* **Exercise objective**
Transcribe all the entries word for word, omitting any pictures they contain.

* **Extracted data**
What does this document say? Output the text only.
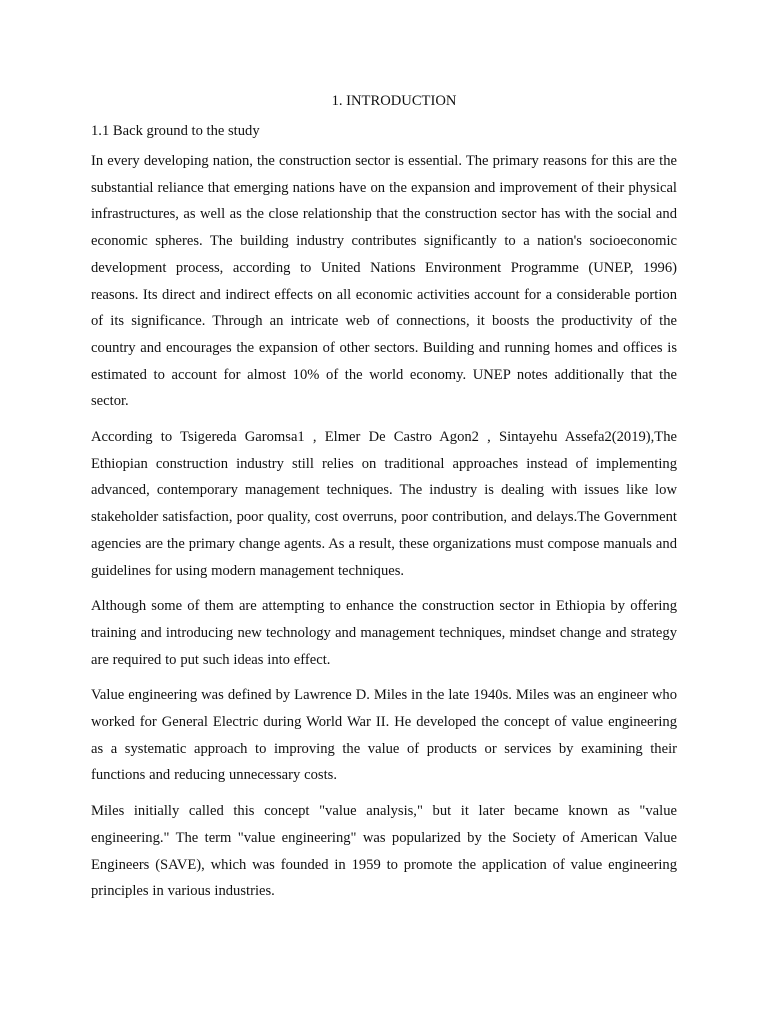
1. INTRODUCTION
1.1 Back ground to the study

In every developing nation, the construction sector is essential. The primary reasons for this are the substantial reliance that emerging nations have on the expansion and improvement of their physical infrastructures, as well as the close relationship that the construction sector has with the social and economic spheres. The building industry contributes significantly to a nation's socioeconomic development process, according to United Nations Environment Programme (UNEP, 1996) reasons. Its direct and indirect effects on all economic activities account for a considerable portion of its significance. Through an intricate web of connections, it boosts the productivity of the country and encourages the expansion of other sectors. Building and running homes and offices is estimated to account for almost 10% of the world economy. UNEP notes additionally that the sector.

According to Tsigereda Garomsa1 , Elmer De Castro Agon2 , Sintayehu Assefa2(2019),The Ethiopian construction industry still relies on traditional approaches instead of implementing advanced, contemporary management techniques. The industry is dealing with issues like low stakeholder satisfaction, poor quality, cost overruns, poor contribution, and delays.The Government agencies are the primary change agents. As a result, these organizations must compose manuals and guidelines for using modern management techniques.

Although some of them are attempting to enhance the construction sector in Ethiopia by offering training and introducing new technology and management techniques, mindset change and strategy are required to put such ideas into effect.

Value engineering was defined by Lawrence D. Miles in the late 1940s. Miles was an engineer who worked for General Electric during World War II. He developed the concept of value engineering as a systematic approach to improving the value of products or services by examining their functions and reducing unnecessary costs.

Miles initially called this concept "value analysis," but it later became known as "value engineering." The term "value engineering" was popularized by the Society of American Value Engineers (SAVE), which was founded in 1959 to promote the application of value engineering principles in various industries.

* **Solution**
What does this document say? Output the text only.
1. INTRODUCTION
1.1 Back ground to the study

In every developing nation, the construction sector is essential. The primary reasons for this are the substantial reliance that emerging nations have on the expansion and improvement of their physical infrastructures, as well as the close relationship that the construction sector has with the social and economic spheres. The building industry contributes significantly to a nation's socioeconomic development process, according to United Nations Environment Programme (UNEP, 1996) reasons. Its direct and indirect effects on all economic activities account for a considerable portion of its significance. Through an intricate web of connections, it boosts the productivity of the country and encourages the expansion of other sectors. Building and running homes and offices is estimated to account for almost 10% of the world economy. UNEP notes additionally that the sector.

According to Tsigereda Garomsa1 , Elmer De Castro Agon2 , Sintayehu Assefa2(2019),The Ethiopian construction industry still relies on traditional approaches instead of implementing advanced, contemporary management techniques. The industry is dealing with issues like low stakeholder satisfaction, poor quality, cost overruns, poor contribution, and delays.The Government agencies are the primary change agents. As a result, these organizations must compose manuals and guidelines for using modern management techniques.

Although some of them are attempting to enhance the construction sector in Ethiopia by offering training and introducing new technology and management techniques, mindset change and strategy are required to put such ideas into effect.

Value engineering was defined by Lawrence D. Miles in the late 1940s. Miles was an engineer who worked for General Electric during World War II. He developed the concept of value engineering as a systematic approach to improving the value of products or services by examining their functions and reducing unnecessary costs.

Miles initially called this concept "value analysis," but it later became known as "value engineering." The term "value engineering" was popularized by the Society of American Value Engineers (SAVE), which was founded in 1959 to promote the application of value engineering principles in various industries.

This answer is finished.